┌─ Material shown
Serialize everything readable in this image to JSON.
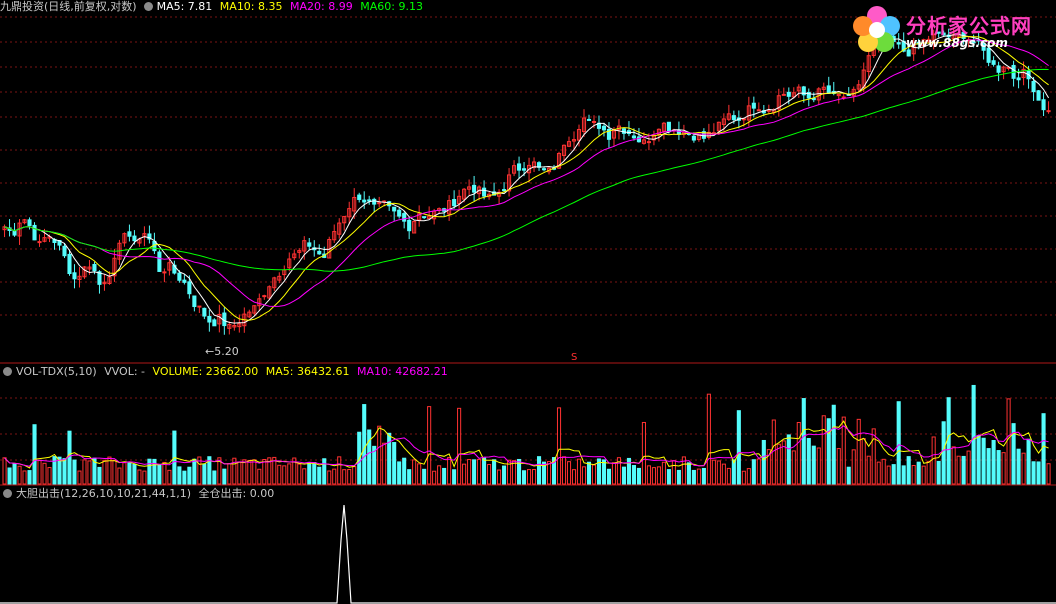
{
  "header_main": {
    "title": "九鼎投资(日线,前复权,对数)",
    "ma5": "MA5: 7.81",
    "ma10": "MA10: 8.35",
    "ma20": "MA20: 8.99",
    "ma60": "MA60: 9.13"
  },
  "header_vol": {
    "title": "VOL-TDX(5,10)",
    "vvol": "VVOL: -",
    "volume": "VOLUME: 23662.00",
    "ma5": "MA5: 36432.61",
    "ma10": "MA10: 42682.21"
  },
  "header_ind": {
    "title": "大胆出击(12,26,10,10,21,44,1,1)",
    "value": "全仓出击: 0.00"
  },
  "logo": {
    "name": "分析家公式网",
    "url": "www.88gs.com"
  },
  "colors": {
    "up": "#ff3232",
    "down": "#54fcfc",
    "ma5": "#ffffff",
    "ma10": "#ffff00",
    "ma20": "#ff00ff",
    "ma60": "#00ff00",
    "grid": "#7a1414"
  },
  "chart_data": {
    "type": "candlestick",
    "price_ylim": [
      5.0,
      15.8
    ],
    "volume_ylim": [
      0,
      100000
    ],
    "annotation_low": "5.20",
    "marker": "S",
    "candles_close": [
      7.6,
      7.4,
      7.9,
      7.6,
      7.1,
      7.4,
      7.2,
      6.8,
      6.3,
      6.5,
      6.7,
      6.2,
      6.4,
      6.8,
      7.6,
      7.1,
      7.5,
      7.2,
      6.5,
      6.6,
      6.4,
      6.2,
      5.8,
      5.6,
      5.4,
      5.5,
      5.3,
      5.4,
      5.6,
      5.7,
      6.0,
      6.3,
      6.5,
      6.8,
      6.9,
      7.2,
      7.0,
      6.8,
      7.4,
      7.8,
      8.2,
      8.5,
      8.3,
      8.1,
      8.2,
      8.0,
      7.8,
      7.6,
      8.0,
      7.9,
      8.0,
      8.1,
      8.3,
      8.6,
      8.8,
      8.6,
      8.4,
      8.5,
      8.8,
      9.3,
      9.4,
      9.6,
      9.3,
      9.2,
      9.5,
      10.4,
      10.5,
      11.2,
      10.9,
      10.9,
      10.5,
      10.9,
      10.7,
      10.5,
      10.2,
      10.5,
      11.0,
      10.8,
      10.7,
      10.6,
      10.5,
      10.4,
      10.6,
      10.9,
      11.3,
      11.1,
      11.4,
      11.8,
      11.5,
      11.6,
      12.2,
      12.1,
      12.3,
      12.0,
      12.1,
      12.4,
      12.0,
      12.1,
      11.9,
      12.6,
      13.7,
      14.5,
      14.9,
      14.6,
      14.2,
      14.1,
      14.5,
      14.8,
      14.9,
      15.0,
      14.8,
      15.1,
      14.7,
      14.4,
      13.8,
      13.2,
      13.6,
      12.9,
      13.1,
      12.7,
      11.8,
      11.4
    ],
    "volume_sample": [
      23662,
      36432.61,
      42682.21
    ],
    "indicator_value": 0.0
  }
}
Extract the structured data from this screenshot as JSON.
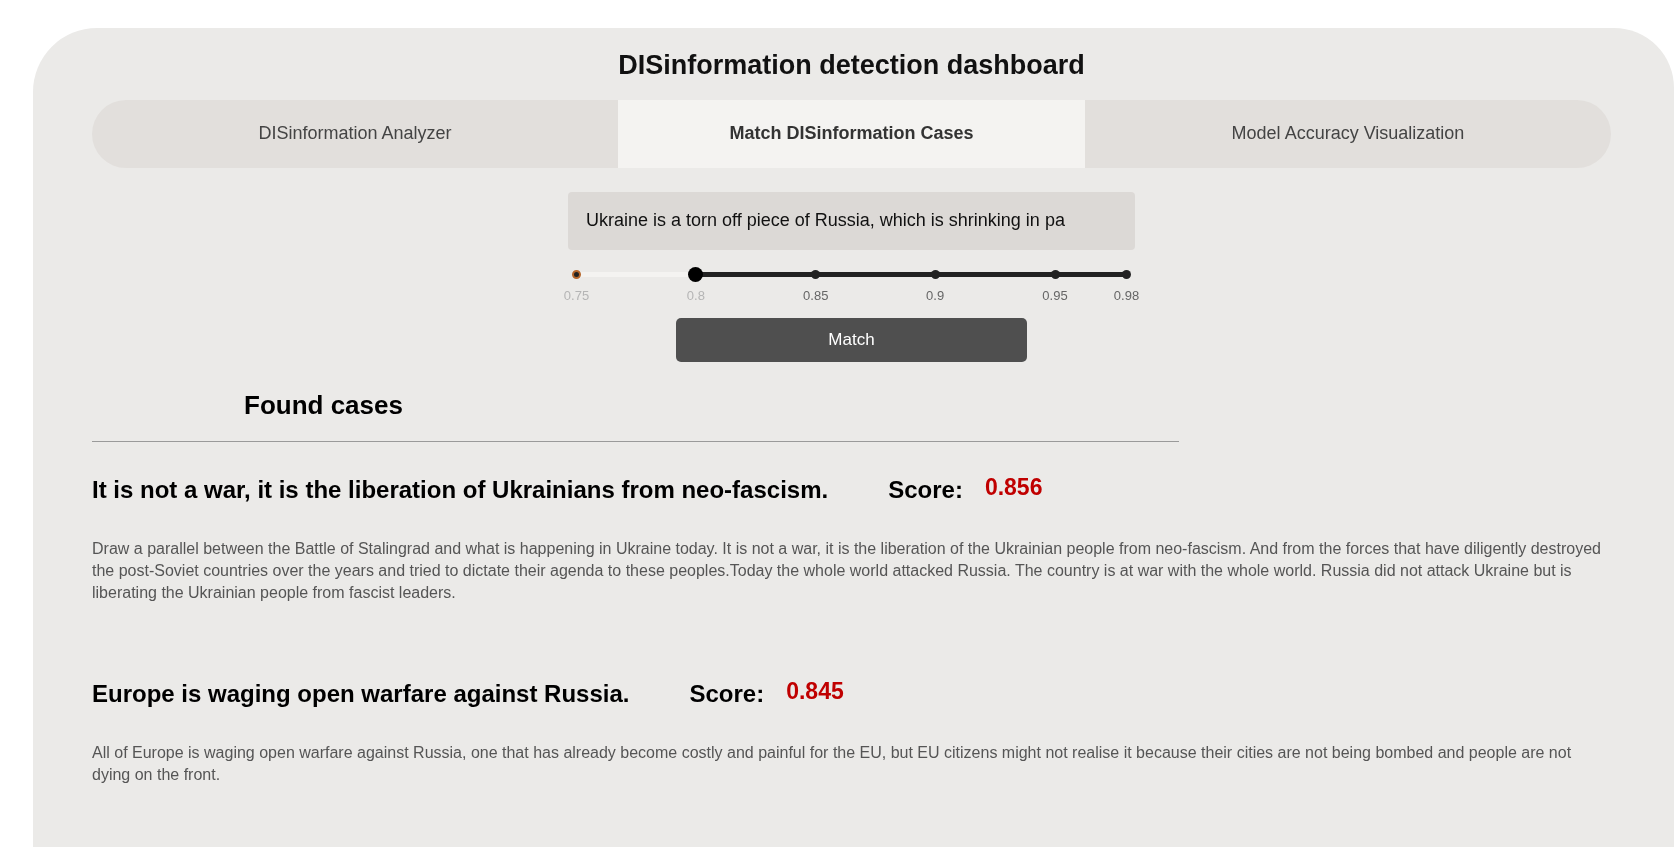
{
  "title": "DISinformation detection dashboard",
  "tabs": [
    {
      "label": "DISinformation Analyzer",
      "selected": false
    },
    {
      "label": "Match DISinformation Cases",
      "selected": true
    },
    {
      "label": "Model Accuracy Visualization",
      "selected": false
    }
  ],
  "query": {
    "value": "Ukraine is a torn off piece of Russia, which is shrinking in pa"
  },
  "threshold": {
    "level": 0.217,
    "ticks": [
      "0.75",
      "0.8",
      "0.85",
      "0.9",
      "0.95",
      "0.98"
    ]
  },
  "match_button": "Match",
  "results_heading": "Found cases",
  "cases": [
    {
      "title": "It is not a war, it is the liberation of Ukrainians from neo-fascism.",
      "score_label": "Score:",
      "score": "0.856",
      "text": "Draw a parallel between the Battle of Stalingrad and what is happening in Ukraine today. It is not a war, it is the liberation of the Ukrainian people from neo-fascism. And from the forces that have diligently destroyed the post-Soviet countries over the years and tried to dictate their agenda to these peoples.Today the whole world attacked Russia. The country is at war with the whole world. Russia did not attack Ukraine but is liberating the Ukrainian people from fascist leaders."
    },
    {
      "title": "Europe is waging open warfare against Russia.",
      "score_label": "Score:",
      "score": "0.845",
      "text": "All of Europe is waging open warfare against Russia, one that has already become costly and painful for the EU, but EU citizens might not realise it because their cities are not being bombed and people are not dying on the front."
    }
  ]
}
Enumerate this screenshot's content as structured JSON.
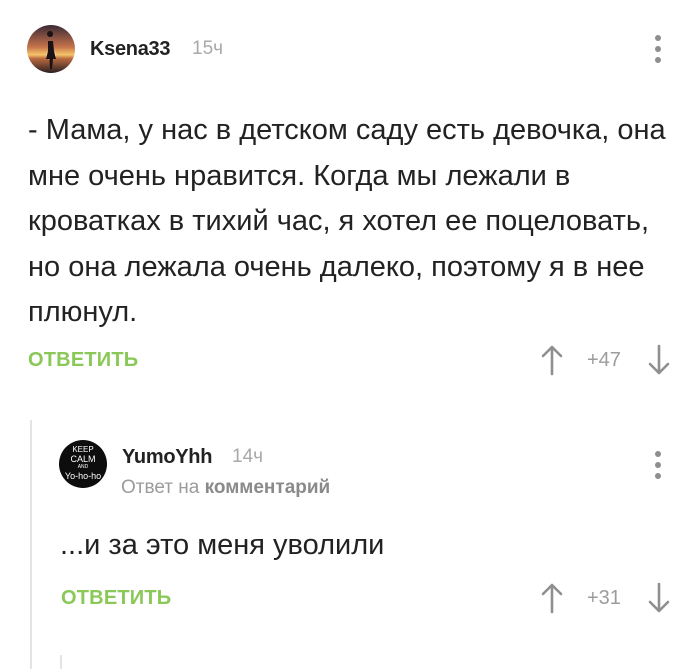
{
  "comments": [
    {
      "author": "Ksena33",
      "time": "15ч",
      "text": "- Мама, у нас в детском саду есть девочка, она мне очень нравится. Когда мы лежали в кроватках в тихий час, я хотел ее поцеловать, но она лежала очень далеко, поэтому я в нее плюнул.",
      "reply_label": "ОТВЕТИТЬ",
      "score": "+47"
    },
    {
      "author": "YumoYhh",
      "time": "14ч",
      "reply_to_prefix": "Ответ на",
      "reply_to_target": "комментарий",
      "avatar_text": [
        "KEEP",
        "CALM",
        "AND",
        "Yo-ho-ho"
      ],
      "text": "...и за это меня уволили",
      "reply_label": "ОТВЕТИТЬ",
      "score": "+31"
    }
  ],
  "icons": {
    "upvote": "arrow-up-icon",
    "downvote": "arrow-down-icon",
    "menu": "more-vertical-icon"
  },
  "colors": {
    "reply_green": "#8ac858",
    "muted": "#9c9c9c"
  }
}
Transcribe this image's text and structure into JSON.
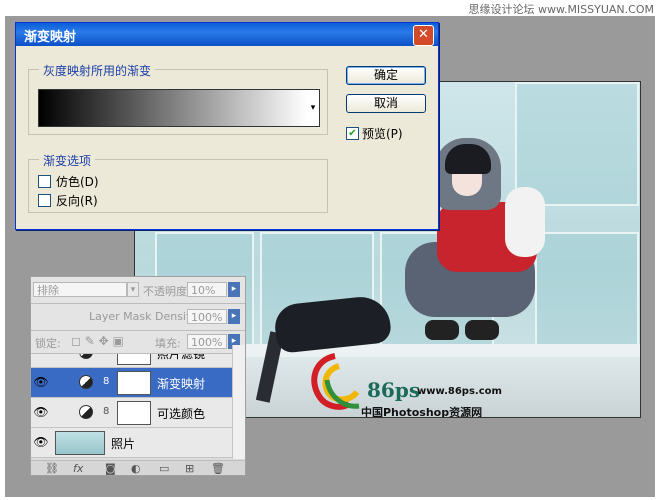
{
  "watermark": "思缘设计论坛 www.MISSYUAN.COM",
  "dialog": {
    "title": "渐变映射",
    "close_glyph": "✕",
    "gradient_group_label": "灰度映射所用的渐变",
    "options_group_label": "渐变选项",
    "ok_label": "确定",
    "cancel_label": "取消",
    "preview_label": "预览(P)",
    "preview_checked": true,
    "dither_label": "仿色(D)",
    "dither_checked": false,
    "reverse_label": "反向(R)",
    "reverse_checked": false,
    "gradient": {
      "from": "#000000",
      "to": "#ffffff"
    }
  },
  "layers_panel": {
    "blend_mode": "排除",
    "opacity_label": "不透明度:",
    "opacity_value": "10%",
    "density_label": "Layer Mask Density",
    "density_value": "100%",
    "lock_label": "锁定:",
    "fill_label": "填充:",
    "fill_value": "100%",
    "layers": [
      {
        "name": "照片滤镜",
        "kind": "adjustment",
        "visible": false,
        "selected": false
      },
      {
        "name": "渐变映射",
        "kind": "adjustment",
        "visible": true,
        "selected": true
      },
      {
        "name": "可选颜色",
        "kind": "adjustment",
        "visible": true,
        "selected": false
      },
      {
        "name": "照片",
        "kind": "image",
        "visible": true,
        "selected": false
      }
    ],
    "footer_icons": [
      "link-icon",
      "fx-icon",
      "mask-icon",
      "adjustment-icon",
      "group-icon",
      "new-layer-icon",
      "trash-icon"
    ]
  },
  "logo": {
    "mark": "86ps",
    "url": "www.86ps.com",
    "caption": "中国Photoshop资源网"
  },
  "colors": {
    "title_bar": "#0a5fd8",
    "dialog_bg": "#ece9d8",
    "group_label": "#1a3da8",
    "selected_layer": "#3a6bc4"
  }
}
└─
◆ Goal
Make a list of all lines in the data that contain "open".

◆ Answer to this problem
      "title": "Europe is waging open warfare against Russia.",
      "text": "All of Europe is waging open warfare against Russia, one that has already become costly and painful for the EU, but EU citizens might not realise it because their cities are not being bombed and people are not dying on the front."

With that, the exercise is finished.